[Part of a data file]
┌──

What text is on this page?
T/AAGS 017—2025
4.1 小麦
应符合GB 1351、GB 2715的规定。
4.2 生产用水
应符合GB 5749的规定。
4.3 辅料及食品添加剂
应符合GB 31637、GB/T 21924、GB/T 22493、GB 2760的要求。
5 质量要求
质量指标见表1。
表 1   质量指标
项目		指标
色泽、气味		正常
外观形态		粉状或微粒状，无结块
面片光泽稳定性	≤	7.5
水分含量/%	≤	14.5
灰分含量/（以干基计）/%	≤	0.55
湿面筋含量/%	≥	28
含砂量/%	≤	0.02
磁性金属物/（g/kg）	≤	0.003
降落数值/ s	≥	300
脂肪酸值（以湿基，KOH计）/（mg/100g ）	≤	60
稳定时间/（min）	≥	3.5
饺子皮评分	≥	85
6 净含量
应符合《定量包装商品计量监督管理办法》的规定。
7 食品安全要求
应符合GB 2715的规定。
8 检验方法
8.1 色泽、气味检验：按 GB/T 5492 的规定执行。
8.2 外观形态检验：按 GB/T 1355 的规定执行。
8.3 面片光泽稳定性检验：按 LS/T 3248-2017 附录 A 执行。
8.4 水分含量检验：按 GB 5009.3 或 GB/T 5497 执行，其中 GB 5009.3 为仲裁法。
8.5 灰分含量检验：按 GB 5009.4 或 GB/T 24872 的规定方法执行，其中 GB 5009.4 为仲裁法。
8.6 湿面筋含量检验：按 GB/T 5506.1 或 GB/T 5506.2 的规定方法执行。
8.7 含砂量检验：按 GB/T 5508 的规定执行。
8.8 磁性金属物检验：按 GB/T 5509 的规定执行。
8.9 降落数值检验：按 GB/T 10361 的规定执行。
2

└──

Show the lines that mention the word "的规定方法执行".

8.5 灰分含量检验：按 GB 5009.4 或 GB/T 24872 的规定方法执行，其中 GB 5009.4 为仲裁法。
8.6 湿面筋含量检验：按 GB/T 5506.1 或 GB/T 5506.2 的规定方法执行。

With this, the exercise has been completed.